>>>>
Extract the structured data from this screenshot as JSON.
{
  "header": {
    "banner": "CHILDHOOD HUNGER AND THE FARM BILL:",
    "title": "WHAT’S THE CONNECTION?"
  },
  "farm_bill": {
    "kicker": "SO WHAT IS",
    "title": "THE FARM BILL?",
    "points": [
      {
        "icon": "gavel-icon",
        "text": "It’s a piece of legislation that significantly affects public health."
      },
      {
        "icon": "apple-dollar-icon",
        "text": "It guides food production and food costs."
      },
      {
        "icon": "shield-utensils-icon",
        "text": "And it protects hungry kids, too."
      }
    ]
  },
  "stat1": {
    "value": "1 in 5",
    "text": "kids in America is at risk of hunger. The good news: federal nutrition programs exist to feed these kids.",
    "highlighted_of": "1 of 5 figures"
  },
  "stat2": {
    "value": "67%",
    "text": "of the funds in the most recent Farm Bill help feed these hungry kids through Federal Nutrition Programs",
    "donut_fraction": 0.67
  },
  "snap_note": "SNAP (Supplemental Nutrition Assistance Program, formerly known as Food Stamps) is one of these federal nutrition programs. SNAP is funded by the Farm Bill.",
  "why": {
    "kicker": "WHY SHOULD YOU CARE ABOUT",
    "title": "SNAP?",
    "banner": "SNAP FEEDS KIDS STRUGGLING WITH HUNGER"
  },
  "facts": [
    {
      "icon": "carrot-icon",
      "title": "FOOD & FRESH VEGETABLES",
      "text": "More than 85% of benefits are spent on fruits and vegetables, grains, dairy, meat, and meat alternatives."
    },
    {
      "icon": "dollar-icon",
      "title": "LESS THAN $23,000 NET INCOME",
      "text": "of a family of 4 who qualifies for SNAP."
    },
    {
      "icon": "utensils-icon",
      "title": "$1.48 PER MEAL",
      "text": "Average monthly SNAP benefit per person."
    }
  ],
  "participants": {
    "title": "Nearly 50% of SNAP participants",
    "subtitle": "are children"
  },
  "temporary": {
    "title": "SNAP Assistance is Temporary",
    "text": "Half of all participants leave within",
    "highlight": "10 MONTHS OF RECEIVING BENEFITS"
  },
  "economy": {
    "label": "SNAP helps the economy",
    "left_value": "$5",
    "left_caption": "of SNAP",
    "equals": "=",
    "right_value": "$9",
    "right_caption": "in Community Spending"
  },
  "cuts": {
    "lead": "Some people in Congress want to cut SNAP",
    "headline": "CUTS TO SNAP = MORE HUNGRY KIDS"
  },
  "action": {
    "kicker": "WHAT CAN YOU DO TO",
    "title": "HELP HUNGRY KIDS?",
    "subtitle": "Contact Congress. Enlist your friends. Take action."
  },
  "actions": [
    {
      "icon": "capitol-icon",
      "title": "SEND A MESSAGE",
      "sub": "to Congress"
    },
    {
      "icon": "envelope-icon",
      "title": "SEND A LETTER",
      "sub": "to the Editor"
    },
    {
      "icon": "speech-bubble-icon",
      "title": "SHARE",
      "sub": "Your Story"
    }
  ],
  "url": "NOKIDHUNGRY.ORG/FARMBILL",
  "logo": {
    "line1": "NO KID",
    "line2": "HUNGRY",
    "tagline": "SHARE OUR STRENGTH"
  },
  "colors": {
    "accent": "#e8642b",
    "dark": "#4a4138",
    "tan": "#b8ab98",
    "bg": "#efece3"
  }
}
<<<<
Exercise:
Reproduce the material in full, with no word added or dropped.

Full solution:
Extract the structured data from this screenshot as JSON.
{
  "header": {
    "banner": "CHILDHOOD HUNGER AND THE FARM BILL:",
    "title": "WHAT’S THE CONNECTION?"
  },
  "farm_bill": {
    "kicker": "SO WHAT IS",
    "title": "THE FARM BILL?",
    "points": [
      {
        "icon": "gavel-icon",
        "text": "It’s a piece of legislation that significantly affects public health."
      },
      {
        "icon": "apple-dollar-icon",
        "text": "It guides food production and food costs."
      },
      {
        "icon": "shield-utensils-icon",
        "text": "And it protects hungry kids, too."
      }
    ]
  },
  "stat1": {
    "value": "1 in 5",
    "text": "kids in America is at risk of hunger. The good news: federal nutrition programs exist to feed these kids.",
    "highlighted_of": "1 of 5 figures"
  },
  "stat2": {
    "value": "67%",
    "text": "of the funds in the most recent Farm Bill help feed these hungry kids through Federal Nutrition Programs",
    "donut_fraction": 0.67
  },
  "snap_note": "SNAP (Supplemental Nutrition Assistance Program, formerly known as Food Stamps) is one of these federal nutrition programs. SNAP is funded by the Farm Bill.",
  "why": {
    "kicker": "WHY SHOULD YOU CARE ABOUT",
    "title": "SNAP?",
    "banner": "SNAP FEEDS KIDS STRUGGLING WITH HUNGER"
  },
  "facts": [
    {
      "icon": "carrot-icon",
      "title": "FOOD & FRESH VEGETABLES",
      "text": "More than 85% of benefits are spent on fruits and vegetables, grains, dairy, meat, and meat alternatives."
    },
    {
      "icon": "dollar-icon",
      "title": "LESS THAN $23,000 NET INCOME",
      "text": "of a family of 4 who qualifies for SNAP."
    },
    {
      "icon": "utensils-icon",
      "title": "$1.48 PER MEAL",
      "text": "Average monthly SNAP benefit per person."
    }
  ],
  "participants": {
    "title": "Nearly 50% of SNAP participants",
    "subtitle": "are children"
  },
  "temporary": {
    "title": "SNAP Assistance is Temporary",
    "text": "Half of all participants leave within",
    "highlight": "10 MONTHS OF RECEIVING BENEFITS"
  },
  "economy": {
    "label": "SNAP helps the economy",
    "left_value": "$5",
    "left_caption": "of SNAP",
    "equals": "=",
    "right_value": "$9",
    "right_caption": "in Community Spending"
  },
  "cuts": {
    "lead": "Some people in Congress want to cut SNAP",
    "headline": "CUTS TO SNAP = MORE HUNGRY KIDS"
  },
  "action": {
    "kicker": "WHAT CAN YOU DO TO",
    "title": "HELP HUNGRY KIDS?",
    "subtitle": "Contact Congress. Enlist your friends. Take action."
  },
  "actions": [
    {
      "icon": "capitol-icon",
      "title": "SEND A MESSAGE",
      "sub": "to Congress"
    },
    {
      "icon": "envelope-icon",
      "title": "SEND A LETTER",
      "sub": "to the Editor"
    },
    {
      "icon": "speech-bubble-icon",
      "title": "SHARE",
      "sub": "Your Story"
    }
  ],
  "url": "NOKIDHUNGRY.ORG/FARMBILL",
  "logo": {
    "line1": "NO KID",
    "line2": "HUNGRY",
    "tagline": "SHARE OUR STRENGTH"
  },
  "colors": {
    "accent": "#e8642b",
    "dark": "#4a4138",
    "tan": "#b8ab98",
    "bg": "#efece3"
  }
}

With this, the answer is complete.